═══ Materials provided
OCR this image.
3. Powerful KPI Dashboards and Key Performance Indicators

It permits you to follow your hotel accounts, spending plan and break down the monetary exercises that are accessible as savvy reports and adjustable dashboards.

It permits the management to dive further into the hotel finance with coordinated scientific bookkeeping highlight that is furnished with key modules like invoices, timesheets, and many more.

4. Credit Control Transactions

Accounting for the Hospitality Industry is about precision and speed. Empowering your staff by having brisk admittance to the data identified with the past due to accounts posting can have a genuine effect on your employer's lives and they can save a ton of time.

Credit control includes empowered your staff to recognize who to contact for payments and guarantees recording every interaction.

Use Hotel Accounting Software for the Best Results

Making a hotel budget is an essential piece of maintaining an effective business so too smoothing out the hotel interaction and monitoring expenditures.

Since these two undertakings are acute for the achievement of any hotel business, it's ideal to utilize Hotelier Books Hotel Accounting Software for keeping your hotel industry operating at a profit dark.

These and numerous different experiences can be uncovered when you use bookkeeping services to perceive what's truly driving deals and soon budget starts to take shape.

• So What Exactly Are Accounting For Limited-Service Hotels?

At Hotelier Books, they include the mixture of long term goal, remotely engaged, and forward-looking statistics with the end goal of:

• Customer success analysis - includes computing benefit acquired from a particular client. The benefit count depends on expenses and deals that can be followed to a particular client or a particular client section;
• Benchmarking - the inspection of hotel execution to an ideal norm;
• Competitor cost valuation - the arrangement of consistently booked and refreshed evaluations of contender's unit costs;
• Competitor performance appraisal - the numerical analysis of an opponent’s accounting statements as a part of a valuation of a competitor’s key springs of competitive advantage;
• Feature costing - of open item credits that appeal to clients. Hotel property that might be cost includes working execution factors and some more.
══════
* Task details
Report every line containing the word "budget" from the listing above.

* Written reply
Making a hotel budget is an essential piece of maintaining an effective business so too smoothing out the hotel interaction and monitoring expenditures.
These and numerous different experiences can be uncovered when you use bookkeeping services to perceive what's truly driving deals and soon budget starts to take shape.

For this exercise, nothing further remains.